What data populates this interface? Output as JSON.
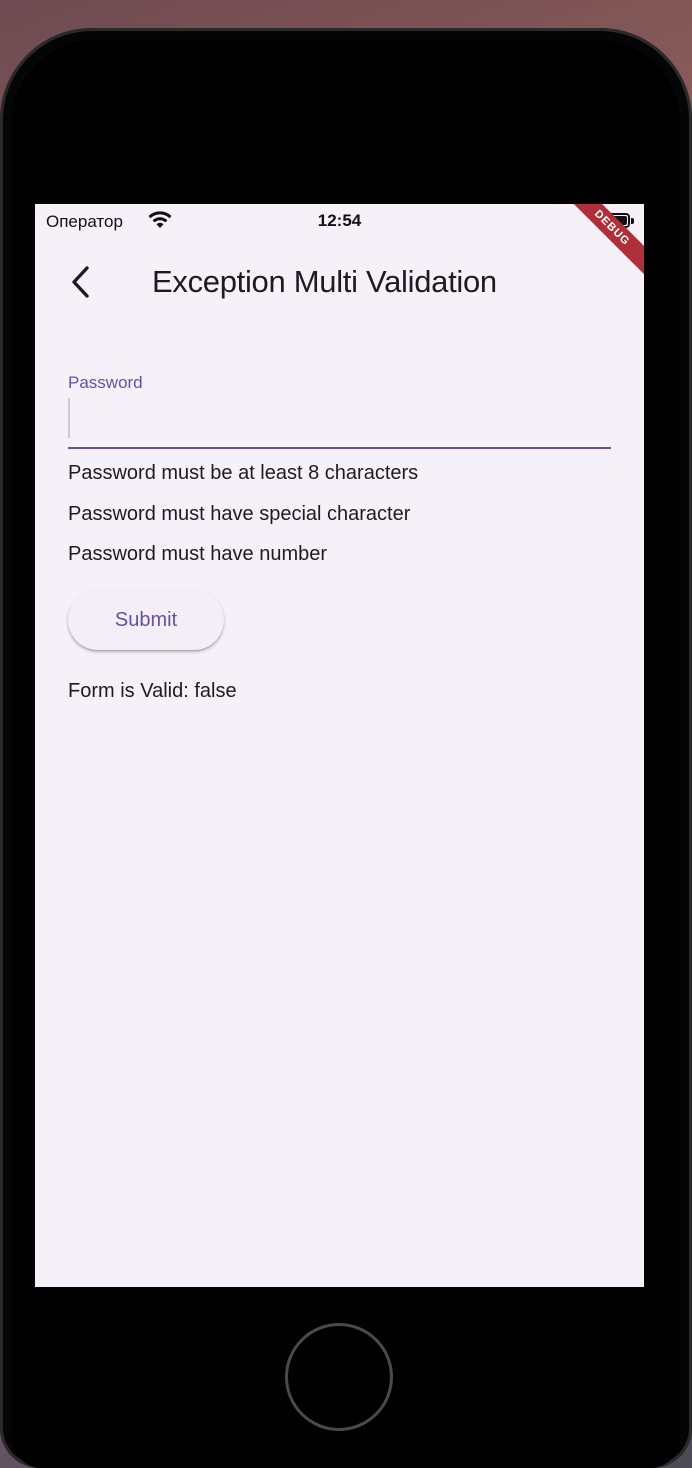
{
  "status_bar": {
    "carrier": "Оператор",
    "time": "12:54",
    "wifi_icon": "wifi-icon",
    "battery_icon": "battery-icon"
  },
  "debug_banner": "DEBUG",
  "app_bar": {
    "back_icon": "chevron-left-icon",
    "title": "Exception Multi Validation"
  },
  "form": {
    "password_label": "Password",
    "password_value": "",
    "errors": [
      "Password must be at least 8 characters",
      "Password must have special character",
      "Password must have number"
    ],
    "submit_label": "Submit",
    "valid_text": "Form is Valid: false"
  },
  "colors": {
    "primary": "#6750a4",
    "background": "#f6f1f8",
    "debug_banner": "#b0303a"
  }
}
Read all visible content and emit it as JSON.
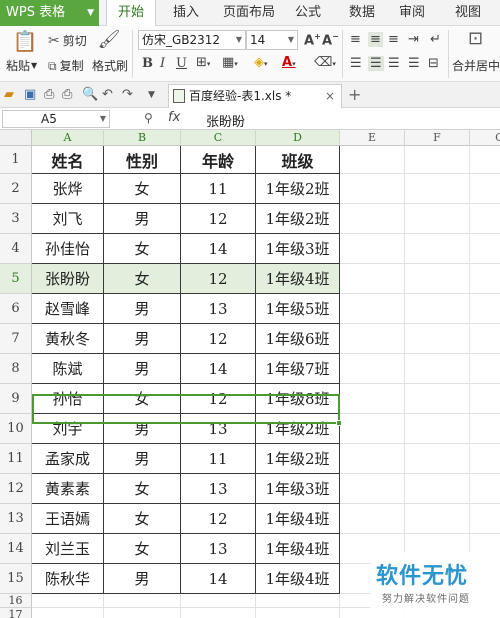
{
  "app": {
    "wps_button": "WPS 表格"
  },
  "menu_tabs": [
    "开始",
    "插入",
    "页面布局",
    "公式",
    "数据",
    "审阅",
    "视图"
  ],
  "ribbon": {
    "paste": "粘贴",
    "cut": "剪切",
    "copy": "复制",
    "format_painter": "格式刷",
    "font_name": "仿宋_GB2312",
    "font_size": "14",
    "merge_center": "合并居中"
  },
  "document": {
    "tab_title": "百度经验-表1.xls *"
  },
  "formula_bar": {
    "cell_ref": "A5",
    "value": "张盼盼"
  },
  "columns": [
    "A",
    "B",
    "C",
    "D",
    "E",
    "F",
    "G"
  ],
  "rows": [
    "1",
    "2",
    "3",
    "4",
    "5",
    "6",
    "7",
    "8",
    "9",
    "10",
    "11",
    "12",
    "13",
    "14",
    "15",
    "16",
    "17"
  ],
  "table": {
    "headers": [
      "姓名",
      "性别",
      "年龄",
      "班级"
    ],
    "rows": [
      [
        "张烨",
        "女",
        "11",
        "1年级2班"
      ],
      [
        "刘飞",
        "男",
        "12",
        "1年级2班"
      ],
      [
        "孙佳怡",
        "女",
        "14",
        "1年级3班"
      ],
      [
        "张盼盼",
        "女",
        "12",
        "1年级4班"
      ],
      [
        "赵雪峰",
        "男",
        "13",
        "1年级5班"
      ],
      [
        "黄秋冬",
        "男",
        "12",
        "1年级6班"
      ],
      [
        "陈斌",
        "男",
        "14",
        "1年级7班"
      ],
      [
        "孙怡",
        "女",
        "12",
        "1年级8班"
      ],
      [
        "刘宇",
        "男",
        "13",
        "1年级2班"
      ],
      [
        "孟家成",
        "男",
        "11",
        "1年级2班"
      ],
      [
        "黄素素",
        "女",
        "13",
        "1年级3班"
      ],
      [
        "王语嫣",
        "女",
        "12",
        "1年级4班"
      ],
      [
        "刘兰玉",
        "女",
        "13",
        "1年级4班"
      ],
      [
        "陈秋华",
        "男",
        "14",
        "1年级4班"
      ]
    ]
  },
  "watermark": {
    "logo": "软件无忧",
    "subtitle": "努力解决软件问题"
  },
  "colors": {
    "accent": "#5aa63f",
    "selection": "#4a9a2e",
    "watermark": "#2b95ce"
  }
}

EXERCISE DESCRIPTION: From the data above, pick out each line containing "must" and copy it.

WRITTEN ANSWER:
      "Password must be at least 8 characters",
      "Password must have special character",
      "Password must have number"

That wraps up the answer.